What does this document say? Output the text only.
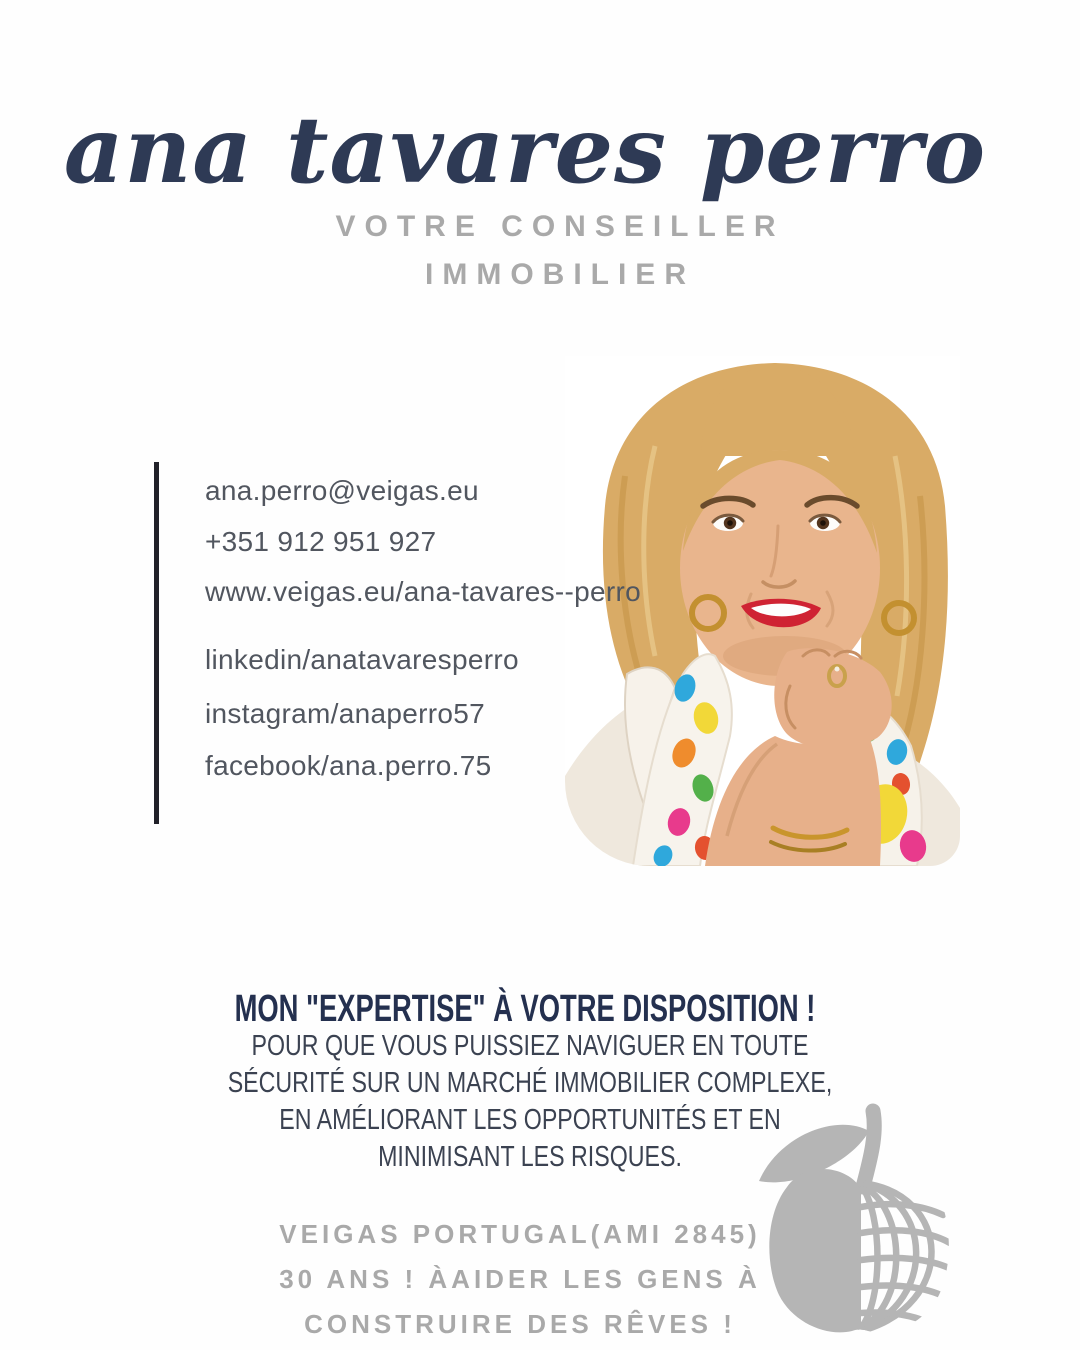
ana tavares perro
VOTRE CONSEILLER
IMMOBILIER
ana.perro@veigas.eu
+351 912 951 927
www.veigas.eu/ana-tavares--perro
linkedin/anatavaresperro
instagram/anaperro57
facebook/ana.perro.75
MON "EXPERTISE" À VOTRE DISPOSITION !
POUR QUE VOUS PUISSIEZ NAVIGUER EN TOUTE
SÉCURITÉ SUR UN MARCHÉ IMMOBILIER COMPLEXE,
EN AMÉLIORANT LES OPPORTUNITÉS ET EN
MINIMISANT LES RISQUES.
VEIGAS PORTUGAL(AMI 2845)
30 ANS ! ÀAIDER LES GENS À
CONSTRUIRE DES RÊVES !
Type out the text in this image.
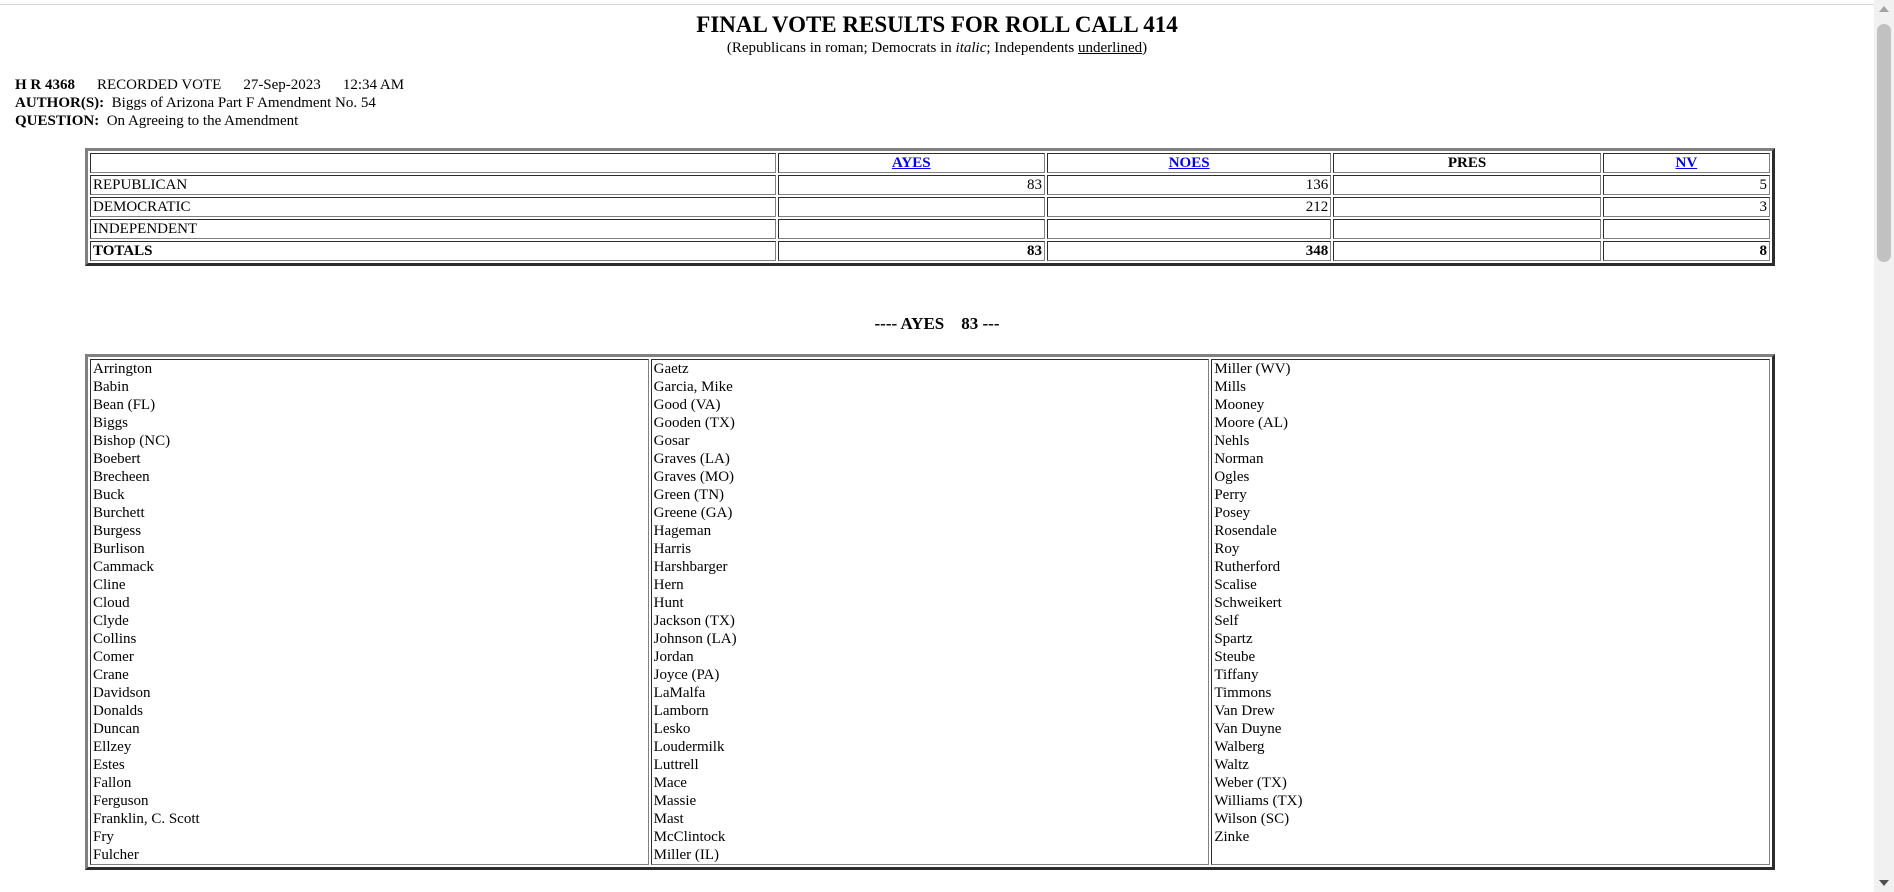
FINAL VOTE RESULTS FOR ROLL CALL 414
(Republicans in roman; Democrats in italic; Independents underlined)
H R 4368 RECORDED VOTE 27-Sep-2023 12:34 AM
AUTHOR(S): Biggs of Arizona Part F Amendment No. 54
QUESTION: On Agreeing to the Amendment
	AYES	NOES	PRES	NV
REPUBLICAN	83	136		5
DEMOCRATIC		212		3
INDEPENDENT				
TOTALS	83	348		8
---- AYES    83 ---
Arrington
Babin
Bean (FL)
Biggs
Bishop (NC)
Boebert
Brecheen
Buck
Burchett
Burgess
Burlison
Cammack
Cline
Cloud
Clyde
Collins
Comer
Crane
Davidson
Donalds
Duncan
Ellzey
Estes
Fallon
Ferguson
Franklin, C. Scott
Fry
Fulcher

Gaetz
Garcia, Mike
Good (VA)
Gooden (TX)
Gosar
Graves (LA)
Graves (MO)
Green (TN)
Greene (GA)
Hageman
Harris
Harshbarger
Hern
Hunt
Jackson (TX)
Johnson (LA)
Jordan
Joyce (PA)
LaMalfa
Lamborn
Lesko
Loudermilk
Luttrell
Mace
Massie
Mast
McClintock
Miller (IL)

Miller (WV)
Mills
Mooney
Moore (AL)
Nehls
Norman
Ogles
Perry
Posey
Rosendale
Roy
Rutherford
Scalise
Schweikert
Self
Spartz
Steube
Tiffany
Timmons
Van Drew
Van Duyne
Walberg
Waltz
Weber (TX)
Williams (TX)
Wilson (SC)
Zinke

————————

» EXERCISE DIRECTIONS: Find every line in the records that has the string "VOTRE", then state how many there are and nothing else.

» OUTPUT FOR THIS TASK: 2